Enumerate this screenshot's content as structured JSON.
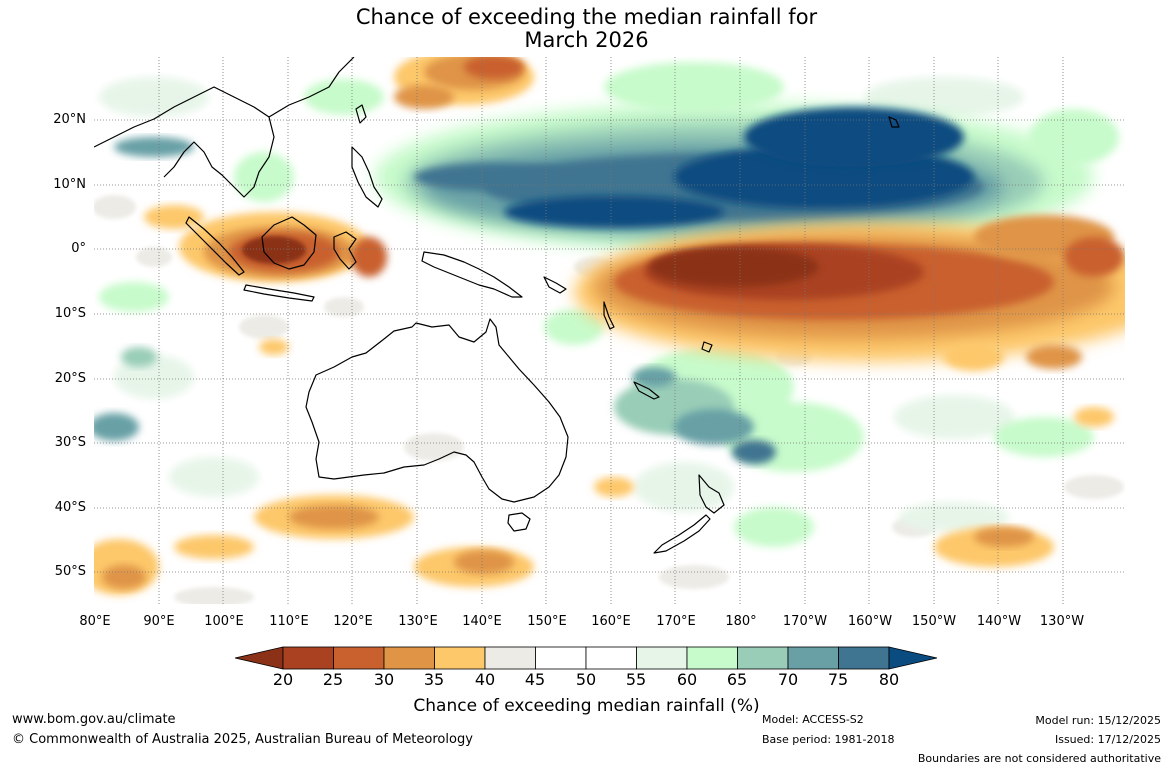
{
  "title": {
    "line1": "Chance of exceeding the median rainfall for",
    "line2": "March 2026"
  },
  "map": {
    "latitude_labels": [
      "20°N",
      "10°N",
      "0°",
      "10°S",
      "20°S",
      "30°S",
      "40°S",
      "50°S"
    ],
    "longitude_labels": [
      "80°E",
      "90°E",
      "100°E",
      "110°E",
      "120°E",
      "130°E",
      "140°E",
      "150°E",
      "160°E",
      "170°E",
      "180°",
      "170°W",
      "160°W",
      "150°W",
      "140°W",
      "130°W"
    ]
  },
  "colorbar": {
    "title": "Chance of exceeding median rainfall (%)",
    "ticks": [
      "20",
      "25",
      "30",
      "35",
      "40",
      "45",
      "50",
      "55",
      "60",
      "65",
      "70",
      "75",
      "80"
    ],
    "under_color": "#8b3118",
    "over_color": "#0b4c80",
    "colors": [
      "#aa4222",
      "#c9612e",
      "#df9446",
      "#fdc86a",
      "#ecebe6",
      "#ffffff",
      "#ffffff",
      "#e7f5e9",
      "#c7fbcb",
      "#99cdb7",
      "#68a0a6",
      "#3f7591"
    ]
  },
  "footer": {
    "website": "www.bom.gov.au/climate",
    "copyright": "© Commonwealth of Australia 2025, Australian Bureau of Meteorology",
    "model": "Model: ACCESS-S2",
    "base_period": "Base period: 1981-2018",
    "model_run": "Model run: 15/12/2025",
    "issued": "Issued: 17/12/2025",
    "disclaimer": "Boundaries are not considered authoritative"
  }
}
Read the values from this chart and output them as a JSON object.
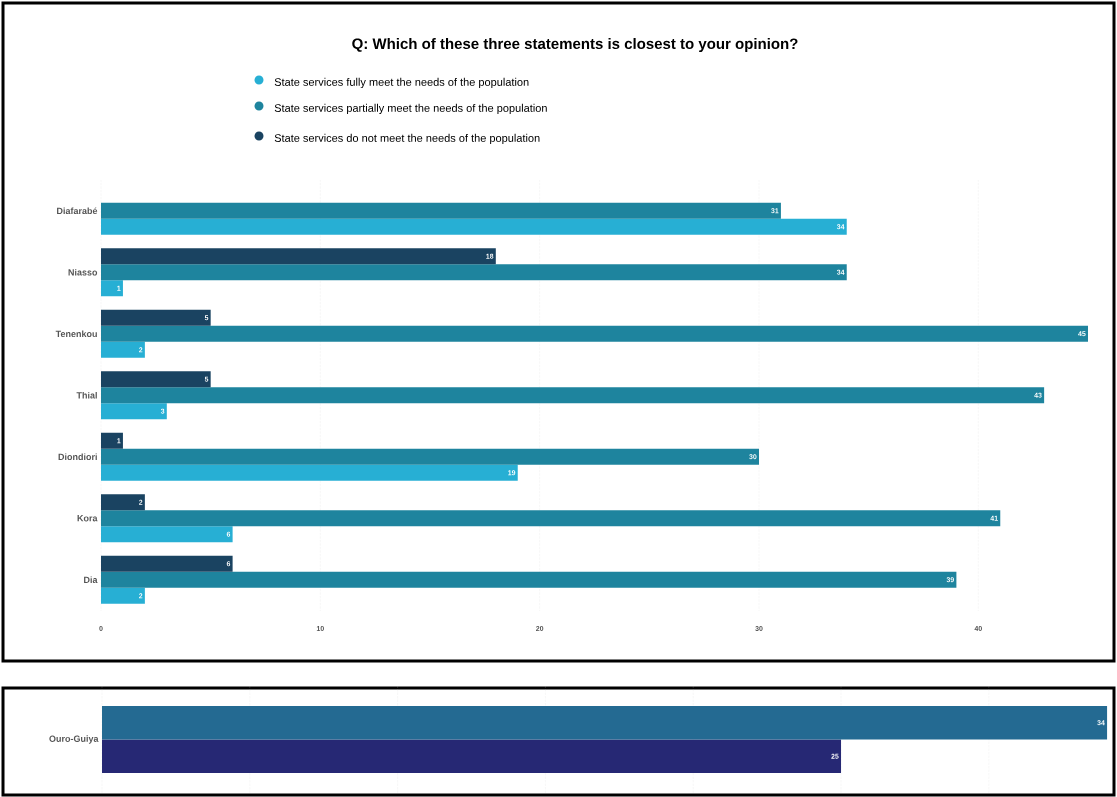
{
  "chart_data": [
    {
      "type": "bar",
      "orientation": "horizontal",
      "title": "Q: Which of these three statements is closest to your opinion?",
      "categories": [
        "Diafarabé",
        "Niasso",
        "Tenenkou",
        "Thial",
        "Diondiori",
        "Kora",
        "Dia"
      ],
      "series": [
        {
          "name": "State services fully meet the needs of the population",
          "color": "#27afd4",
          "values": [
            34,
            1,
            2,
            3,
            19,
            6,
            2
          ]
        },
        {
          "name": "State services partially meet the needs of the population",
          "color": "#1e849e",
          "values": [
            31,
            34,
            45,
            43,
            30,
            41,
            39
          ]
        },
        {
          "name": "State services do not meet the needs of the population",
          "color": "#1a4361",
          "values": [
            null,
            18,
            5,
            5,
            1,
            2,
            6
          ]
        }
      ],
      "xlim": [
        0,
        45
      ],
      "xticks": [
        0,
        10,
        20,
        30,
        40
      ],
      "grid": "x",
      "legend": "top",
      "data_labels": true
    },
    {
      "type": "bar",
      "orientation": "horizontal",
      "categories": [
        "Ouro-Guiya"
      ],
      "series": [
        {
          "color": "#262874",
          "values": [
            25
          ]
        },
        {
          "color": "#246a92",
          "values": [
            34
          ]
        }
      ],
      "xlim": [
        0,
        34.1
      ],
      "xticks": [
        {
          "value": 0,
          "label": null
        },
        {
          "value": 5,
          "label": null
        },
        {
          "value": 10,
          "label": null
        },
        {
          "value": 15,
          "label": null
        },
        {
          "value": 20,
          "label": null
        },
        {
          "value": 25,
          "label": null
        },
        {
          "value": 30,
          "label": null
        }
      ],
      "grid": "x",
      "tick_labels": "y",
      "data_labels": true
    }
  ]
}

=======

• _REQUIREMENTS_
Quote every line word for word and keep the images out of the copy.

• _SOLUTION TO THE EXERCISE_
Enumerate this screenshot's content as structured JSON.
{
  "title": {
    "line1": "Chance of exceeding the median rainfall for",
    "line2": "March 2026"
  },
  "map": {
    "latitude_labels": [
      "20°N",
      "10°N",
      "0°",
      "10°S",
      "20°S",
      "30°S",
      "40°S",
      "50°S"
    ],
    "longitude_labels": [
      "80°E",
      "90°E",
      "100°E",
      "110°E",
      "120°E",
      "130°E",
      "140°E",
      "150°E",
      "160°E",
      "170°E",
      "180°",
      "170°W",
      "160°W",
      "150°W",
      "140°W",
      "130°W"
    ]
  },
  "colorbar": {
    "title": "Chance of exceeding median rainfall (%)",
    "ticks": [
      "20",
      "25",
      "30",
      "35",
      "40",
      "45",
      "50",
      "55",
      "60",
      "65",
      "70",
      "75",
      "80"
    ],
    "under_color": "#8b3118",
    "over_color": "#0b4c80",
    "colors": [
      "#aa4222",
      "#c9612e",
      "#df9446",
      "#fdc86a",
      "#ecebe6",
      "#ffffff",
      "#ffffff",
      "#e7f5e9",
      "#c7fbcb",
      "#99cdb7",
      "#68a0a6",
      "#3f7591"
    ]
  },
  "footer": {
    "website": "www.bom.gov.au/climate",
    "copyright": "© Commonwealth of Australia 2025, Australian Bureau of Meteorology",
    "model": "Model: ACCESS-S2",
    "base_period": "Base period: 1981-2018",
    "model_run": "Model run: 15/12/2025",
    "issued": "Issued: 17/12/2025",
    "disclaimer": "Boundaries are not considered authoritative"
  }
}
Read the values from this chart and output them as a JSON object.
{
  "chart_data": [
    {
      "type": "bar",
      "orientation": "horizontal",
      "title": "Q: Which of these three statements is closest to your opinion?",
      "categories": [
        "Diafarabé",
        "Niasso",
        "Tenenkou",
        "Thial",
        "Diondiori",
        "Kora",
        "Dia"
      ],
      "series": [
        {
          "name": "State services fully meet the needs of the population",
          "color": "#27afd4",
          "values": [
            34,
            1,
            2,
            3,
            19,
            6,
            2
          ]
        },
        {
          "name": "State services partially meet the needs of the population",
          "color": "#1e849e",
          "values": [
            31,
            34,
            45,
            43,
            30,
            41,
            39
          ]
        },
        {
          "name": "State services do not meet the needs of the population",
          "color": "#1a4361",
          "values": [
            null,
            18,
            5,
            5,
            1,
            2,
            6
          ]
        }
      ],
      "xlim": [
        0,
        45
      ],
      "xticks": [
        0,
        10,
        20,
        30,
        40
      ],
      "grid": "x",
      "legend": "top",
      "data_labels": true
    },
    {
      "type": "bar",
      "orientation": "horizontal",
      "categories": [
        "Ouro-Guiya"
      ],
      "series": [
        {
          "color": "#262874",
          "values": [
            25
          ]
        },
        {
          "color": "#246a92",
          "values": [
            34
          ]
        }
      ],
      "xlim": [
        0,
        34.1
      ],
      "xticks": [
        {
          "value": 0,
          "label": null
        },
        {
          "value": 5,
          "label": null
        },
        {
          "value": 10,
          "label": null
        },
        {
          "value": 15,
          "label": null
        },
        {
          "value": 20,
          "label": null
        },
        {
          "value": 25,
          "label": null
        },
        {
          "value": 30,
          "label": null
        }
      ],
      "grid": "x",
      "tick_labels": "y",
      "data_labels": true
    }
  ]
}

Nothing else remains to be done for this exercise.